[Items from a dataset]

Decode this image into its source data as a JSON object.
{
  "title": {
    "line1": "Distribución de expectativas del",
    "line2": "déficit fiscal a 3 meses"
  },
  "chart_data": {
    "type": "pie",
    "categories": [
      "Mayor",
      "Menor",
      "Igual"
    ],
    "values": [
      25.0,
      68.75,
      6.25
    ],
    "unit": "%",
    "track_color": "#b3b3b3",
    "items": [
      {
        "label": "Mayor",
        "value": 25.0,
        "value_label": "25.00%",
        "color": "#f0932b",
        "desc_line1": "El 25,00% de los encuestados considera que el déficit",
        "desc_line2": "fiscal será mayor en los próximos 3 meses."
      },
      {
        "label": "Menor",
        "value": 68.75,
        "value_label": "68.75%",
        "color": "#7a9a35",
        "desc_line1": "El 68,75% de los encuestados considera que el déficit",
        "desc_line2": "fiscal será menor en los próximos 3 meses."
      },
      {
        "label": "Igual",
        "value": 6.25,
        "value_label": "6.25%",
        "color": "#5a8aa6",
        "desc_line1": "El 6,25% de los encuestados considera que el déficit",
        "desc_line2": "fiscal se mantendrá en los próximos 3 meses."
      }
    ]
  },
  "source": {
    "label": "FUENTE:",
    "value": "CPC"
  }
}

The task: Give all the entries again exactly; leave none out.

Task result:
Decode this image into its source data as a JSON object.
{
  "title": {
    "line1": "Distribución de expectativas del",
    "line2": "déficit fiscal a 3 meses"
  },
  "chart_data": {
    "type": "pie",
    "categories": [
      "Mayor",
      "Menor",
      "Igual"
    ],
    "values": [
      25.0,
      68.75,
      6.25
    ],
    "unit": "%",
    "track_color": "#b3b3b3",
    "items": [
      {
        "label": "Mayor",
        "value": 25.0,
        "value_label": "25.00%",
        "color": "#f0932b",
        "desc_line1": "El 25,00% de los encuestados considera que el déficit",
        "desc_line2": "fiscal será mayor en los próximos 3 meses."
      },
      {
        "label": "Menor",
        "value": 68.75,
        "value_label": "68.75%",
        "color": "#7a9a35",
        "desc_line1": "El 68,75% de los encuestados considera que el déficit",
        "desc_line2": "fiscal será menor en los próximos 3 meses."
      },
      {
        "label": "Igual",
        "value": 6.25,
        "value_label": "6.25%",
        "color": "#5a8aa6",
        "desc_line1": "El 6,25% de los encuestados considera que el déficit",
        "desc_line2": "fiscal se mantendrá en los próximos 3 meses."
      }
    ]
  },
  "source": {
    "label": "FUENTE:",
    "value": "CPC"
  }
}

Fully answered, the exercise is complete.